▶ **STATED EXERCISE**: Scan the data below and report how many lines include the word "Example". Nothing else is wanted.

Dataset entries:
_ _ _ _ _ _ _
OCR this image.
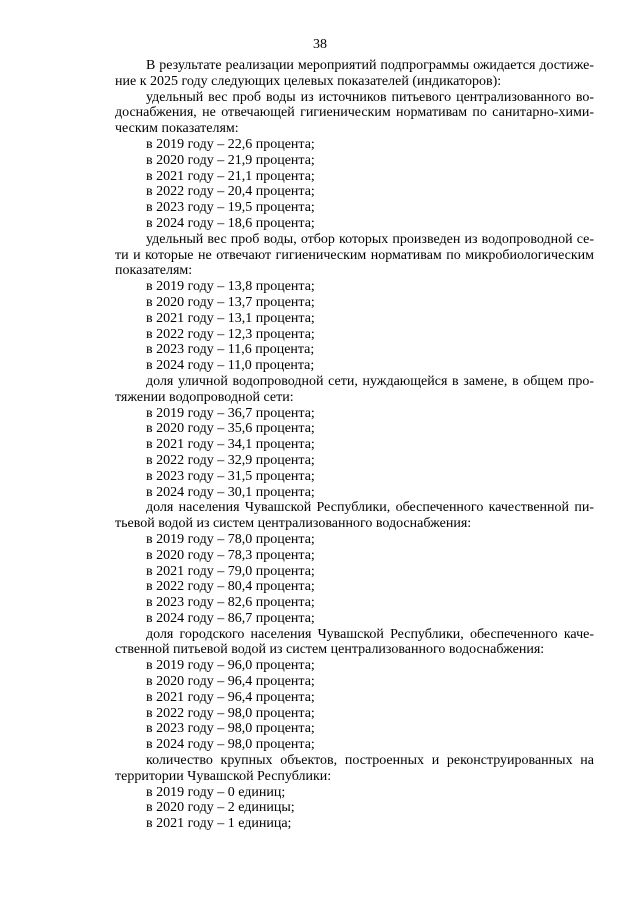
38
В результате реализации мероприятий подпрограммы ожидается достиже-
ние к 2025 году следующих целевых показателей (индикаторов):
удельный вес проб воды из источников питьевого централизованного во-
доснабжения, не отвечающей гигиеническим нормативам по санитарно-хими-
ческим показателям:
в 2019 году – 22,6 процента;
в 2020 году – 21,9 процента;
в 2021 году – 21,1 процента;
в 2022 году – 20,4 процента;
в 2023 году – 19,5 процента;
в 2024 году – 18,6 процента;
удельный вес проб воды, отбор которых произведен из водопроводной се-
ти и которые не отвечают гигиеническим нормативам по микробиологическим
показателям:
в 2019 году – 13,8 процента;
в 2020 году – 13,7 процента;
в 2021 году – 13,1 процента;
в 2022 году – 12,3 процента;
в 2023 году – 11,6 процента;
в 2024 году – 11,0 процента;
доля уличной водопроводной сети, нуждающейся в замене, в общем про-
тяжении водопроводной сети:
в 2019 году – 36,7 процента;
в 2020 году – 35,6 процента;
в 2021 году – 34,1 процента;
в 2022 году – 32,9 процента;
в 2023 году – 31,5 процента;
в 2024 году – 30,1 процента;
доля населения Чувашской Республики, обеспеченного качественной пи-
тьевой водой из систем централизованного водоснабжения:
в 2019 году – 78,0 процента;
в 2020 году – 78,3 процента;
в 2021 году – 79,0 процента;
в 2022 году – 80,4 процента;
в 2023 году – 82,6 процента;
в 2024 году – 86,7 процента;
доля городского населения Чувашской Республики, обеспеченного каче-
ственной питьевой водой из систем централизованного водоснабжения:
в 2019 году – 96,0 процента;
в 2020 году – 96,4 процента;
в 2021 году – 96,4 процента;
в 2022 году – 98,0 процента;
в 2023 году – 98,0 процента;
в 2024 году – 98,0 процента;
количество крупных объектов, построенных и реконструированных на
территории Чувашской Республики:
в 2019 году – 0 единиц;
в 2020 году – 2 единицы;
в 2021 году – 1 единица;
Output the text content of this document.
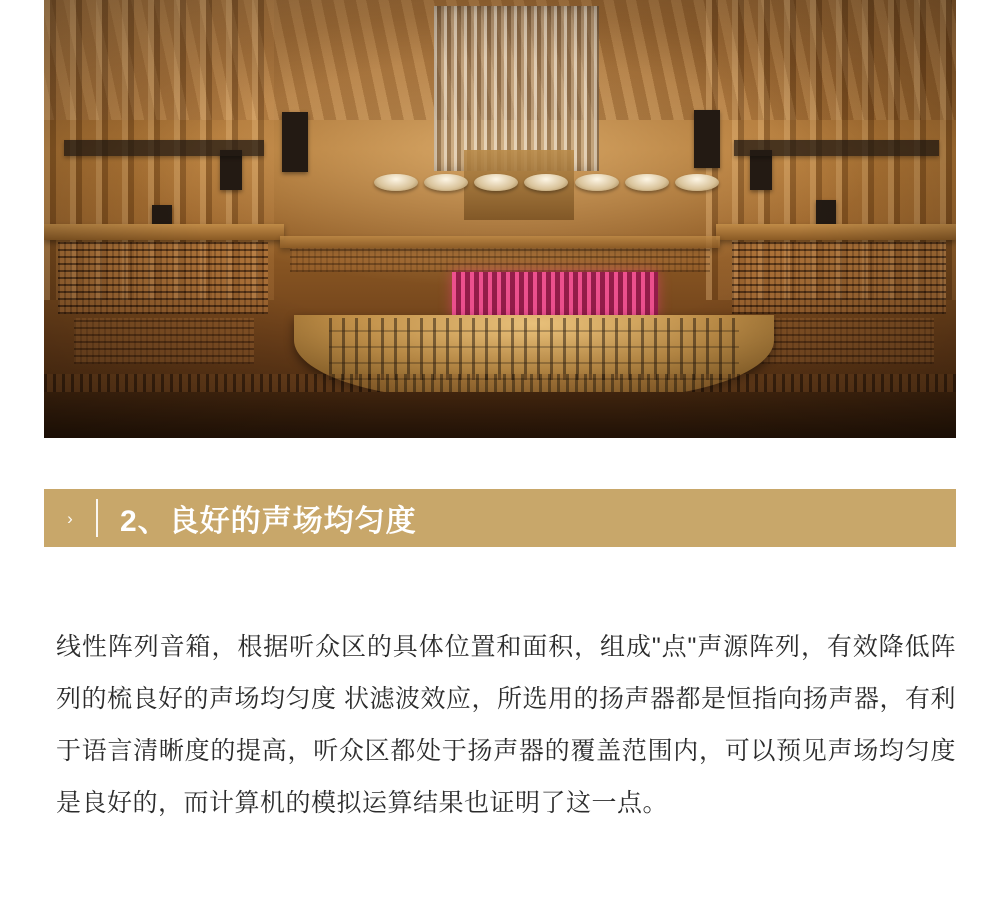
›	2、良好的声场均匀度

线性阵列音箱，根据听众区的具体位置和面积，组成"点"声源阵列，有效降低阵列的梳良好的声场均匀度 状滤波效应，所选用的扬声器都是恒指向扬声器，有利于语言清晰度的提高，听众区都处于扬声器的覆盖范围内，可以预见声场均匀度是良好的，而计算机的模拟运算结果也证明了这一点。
_ _ _ _ _ _ _
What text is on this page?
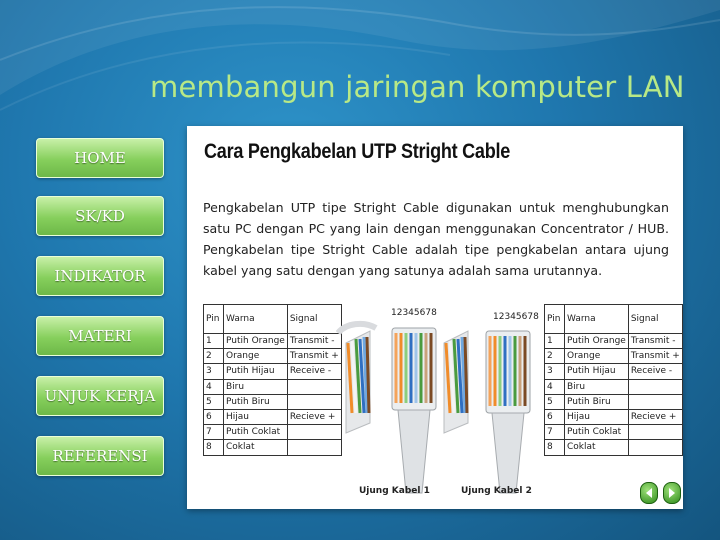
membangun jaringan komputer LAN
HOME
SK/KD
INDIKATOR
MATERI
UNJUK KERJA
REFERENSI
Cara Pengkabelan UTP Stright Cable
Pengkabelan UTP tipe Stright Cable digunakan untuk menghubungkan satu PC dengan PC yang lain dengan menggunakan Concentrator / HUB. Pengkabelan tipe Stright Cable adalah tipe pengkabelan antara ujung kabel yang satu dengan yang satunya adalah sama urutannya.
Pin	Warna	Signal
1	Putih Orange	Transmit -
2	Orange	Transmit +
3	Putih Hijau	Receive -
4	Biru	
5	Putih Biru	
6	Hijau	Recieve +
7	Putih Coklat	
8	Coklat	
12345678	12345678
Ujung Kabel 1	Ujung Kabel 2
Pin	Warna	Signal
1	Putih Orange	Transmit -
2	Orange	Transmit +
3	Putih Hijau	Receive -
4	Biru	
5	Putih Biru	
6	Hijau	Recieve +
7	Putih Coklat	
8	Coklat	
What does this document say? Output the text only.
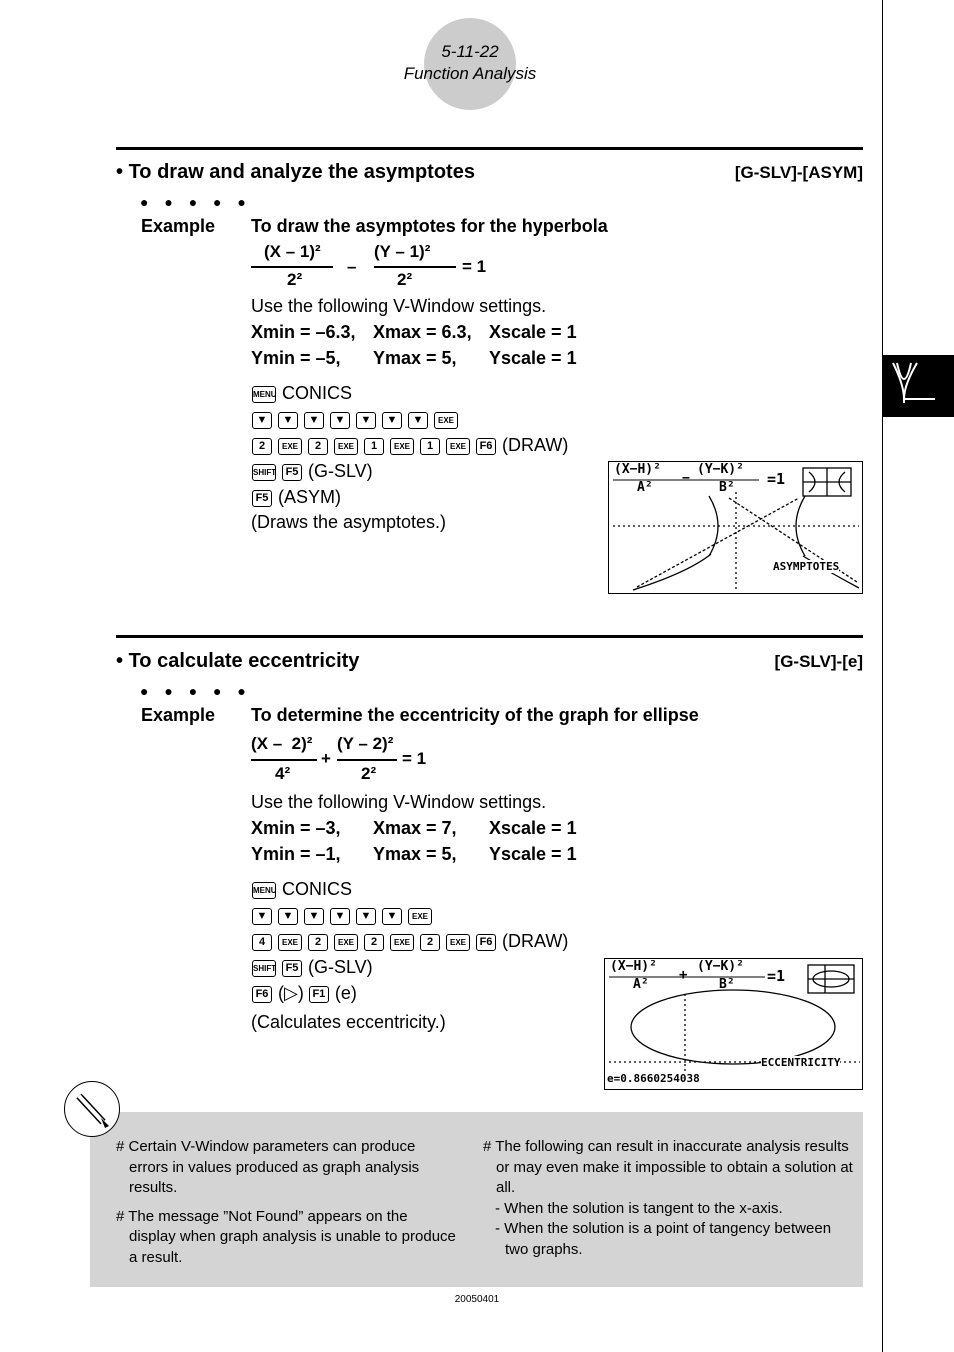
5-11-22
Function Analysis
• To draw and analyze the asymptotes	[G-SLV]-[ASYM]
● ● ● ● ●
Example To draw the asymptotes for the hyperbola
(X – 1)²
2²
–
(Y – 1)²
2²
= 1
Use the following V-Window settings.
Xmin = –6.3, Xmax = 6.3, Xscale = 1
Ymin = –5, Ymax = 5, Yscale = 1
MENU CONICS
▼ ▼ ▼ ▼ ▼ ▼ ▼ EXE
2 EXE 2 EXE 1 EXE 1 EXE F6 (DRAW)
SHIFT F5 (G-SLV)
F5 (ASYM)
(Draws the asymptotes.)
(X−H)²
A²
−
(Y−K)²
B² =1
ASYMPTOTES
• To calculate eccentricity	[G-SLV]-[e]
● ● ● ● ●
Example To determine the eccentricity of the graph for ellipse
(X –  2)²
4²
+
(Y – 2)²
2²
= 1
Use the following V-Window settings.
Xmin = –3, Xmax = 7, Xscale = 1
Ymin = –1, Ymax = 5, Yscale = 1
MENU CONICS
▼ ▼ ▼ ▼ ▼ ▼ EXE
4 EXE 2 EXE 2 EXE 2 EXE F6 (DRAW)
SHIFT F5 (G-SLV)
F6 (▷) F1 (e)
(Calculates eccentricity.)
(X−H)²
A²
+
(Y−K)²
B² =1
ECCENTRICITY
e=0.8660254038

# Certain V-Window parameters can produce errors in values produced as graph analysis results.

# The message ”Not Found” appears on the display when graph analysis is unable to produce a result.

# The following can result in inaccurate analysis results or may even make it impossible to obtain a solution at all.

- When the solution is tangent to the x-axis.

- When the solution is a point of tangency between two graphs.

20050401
_ _ _ _ _ _ _
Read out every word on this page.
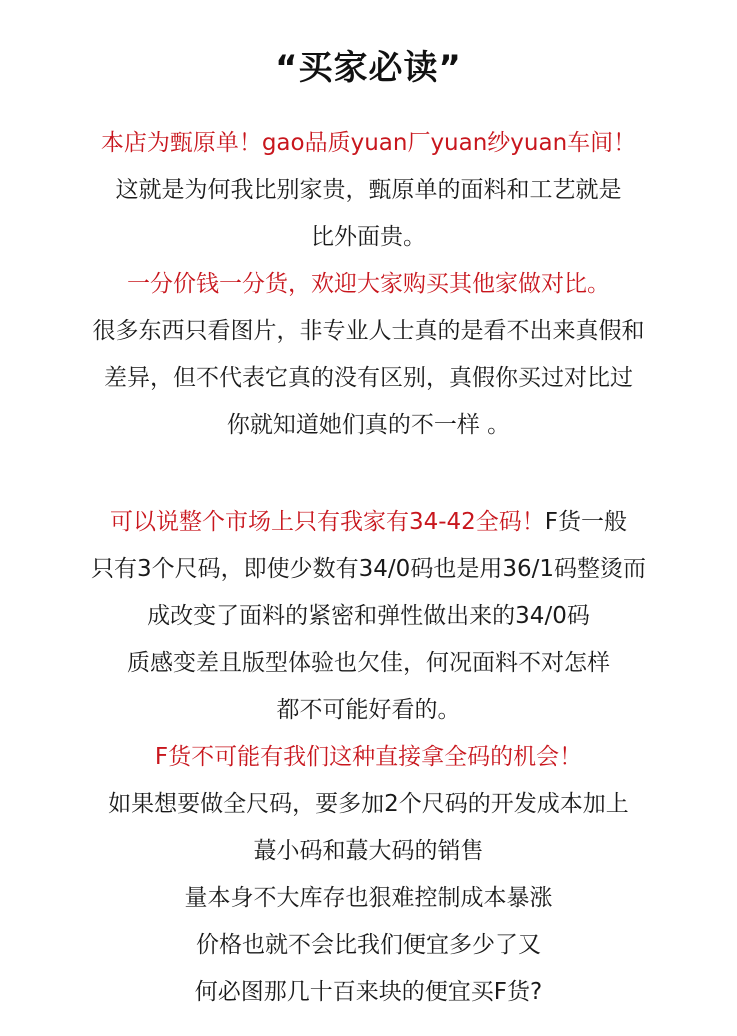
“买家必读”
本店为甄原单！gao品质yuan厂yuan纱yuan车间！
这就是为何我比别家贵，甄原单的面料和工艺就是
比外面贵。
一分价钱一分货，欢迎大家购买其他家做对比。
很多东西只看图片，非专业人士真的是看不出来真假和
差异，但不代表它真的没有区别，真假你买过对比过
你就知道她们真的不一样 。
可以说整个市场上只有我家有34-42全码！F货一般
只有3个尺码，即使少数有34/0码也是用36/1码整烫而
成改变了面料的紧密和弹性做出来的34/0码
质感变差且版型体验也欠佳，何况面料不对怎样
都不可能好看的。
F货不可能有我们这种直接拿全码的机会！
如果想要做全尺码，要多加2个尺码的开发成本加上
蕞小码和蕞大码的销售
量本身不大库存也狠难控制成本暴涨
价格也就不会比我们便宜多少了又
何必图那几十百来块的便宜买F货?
_ _ _ _ _ _ _
▶ **COMPLETE OUTPUT**: 2